#### Material for this task ####
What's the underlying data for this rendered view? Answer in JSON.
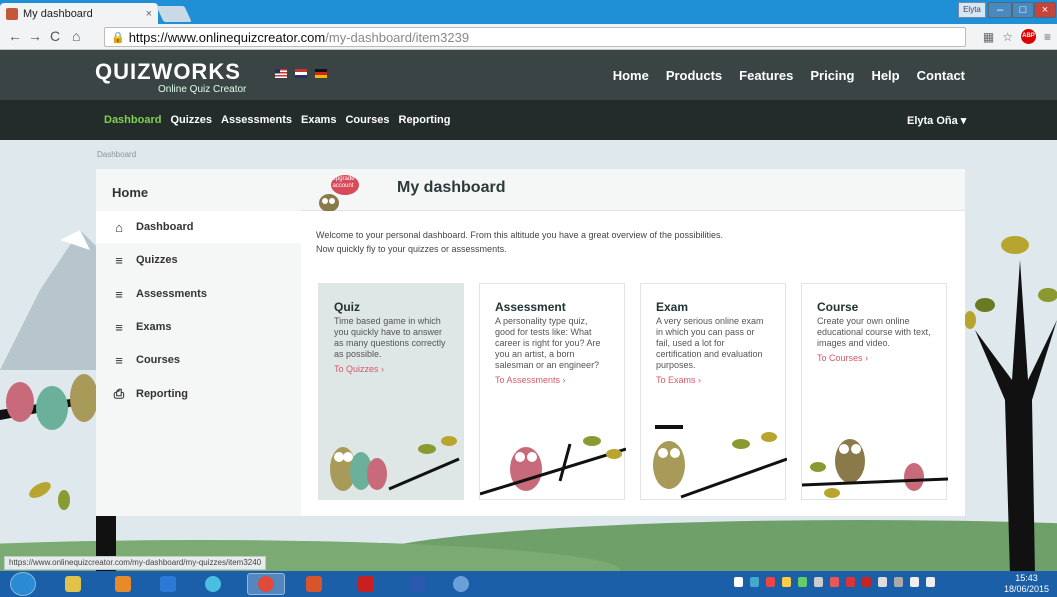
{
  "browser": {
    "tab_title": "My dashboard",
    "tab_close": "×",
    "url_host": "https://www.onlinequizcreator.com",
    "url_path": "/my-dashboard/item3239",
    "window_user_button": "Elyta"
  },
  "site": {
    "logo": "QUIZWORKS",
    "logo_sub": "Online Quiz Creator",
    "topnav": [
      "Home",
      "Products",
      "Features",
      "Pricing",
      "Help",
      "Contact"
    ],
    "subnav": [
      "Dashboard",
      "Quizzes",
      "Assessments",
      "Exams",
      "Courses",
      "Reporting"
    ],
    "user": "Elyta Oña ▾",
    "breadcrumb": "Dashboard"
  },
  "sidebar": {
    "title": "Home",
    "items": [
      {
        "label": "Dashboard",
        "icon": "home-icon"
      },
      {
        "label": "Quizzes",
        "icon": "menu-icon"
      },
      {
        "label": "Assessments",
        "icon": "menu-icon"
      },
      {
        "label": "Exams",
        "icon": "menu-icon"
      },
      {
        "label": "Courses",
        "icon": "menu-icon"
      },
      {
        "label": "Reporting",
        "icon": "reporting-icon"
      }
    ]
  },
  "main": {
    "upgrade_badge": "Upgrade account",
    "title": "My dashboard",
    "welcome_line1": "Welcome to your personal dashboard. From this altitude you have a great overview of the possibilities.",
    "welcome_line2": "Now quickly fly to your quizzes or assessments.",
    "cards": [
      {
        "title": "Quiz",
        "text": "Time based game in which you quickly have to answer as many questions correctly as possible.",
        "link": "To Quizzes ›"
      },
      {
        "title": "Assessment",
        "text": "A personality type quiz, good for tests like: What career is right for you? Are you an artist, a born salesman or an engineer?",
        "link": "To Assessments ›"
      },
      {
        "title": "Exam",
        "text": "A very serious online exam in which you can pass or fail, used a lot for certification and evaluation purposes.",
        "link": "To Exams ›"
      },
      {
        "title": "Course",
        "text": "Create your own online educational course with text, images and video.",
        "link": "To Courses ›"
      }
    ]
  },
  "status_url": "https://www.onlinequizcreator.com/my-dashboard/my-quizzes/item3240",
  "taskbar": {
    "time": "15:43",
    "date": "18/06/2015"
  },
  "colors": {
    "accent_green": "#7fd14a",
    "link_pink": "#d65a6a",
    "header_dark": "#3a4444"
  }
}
####
**Problem to solve**. Gather and copy every line of the data in which the string "Courses" is found.

**Answer**.
      "Courses",
        "label": "Courses",
        "link": "To Courses ›"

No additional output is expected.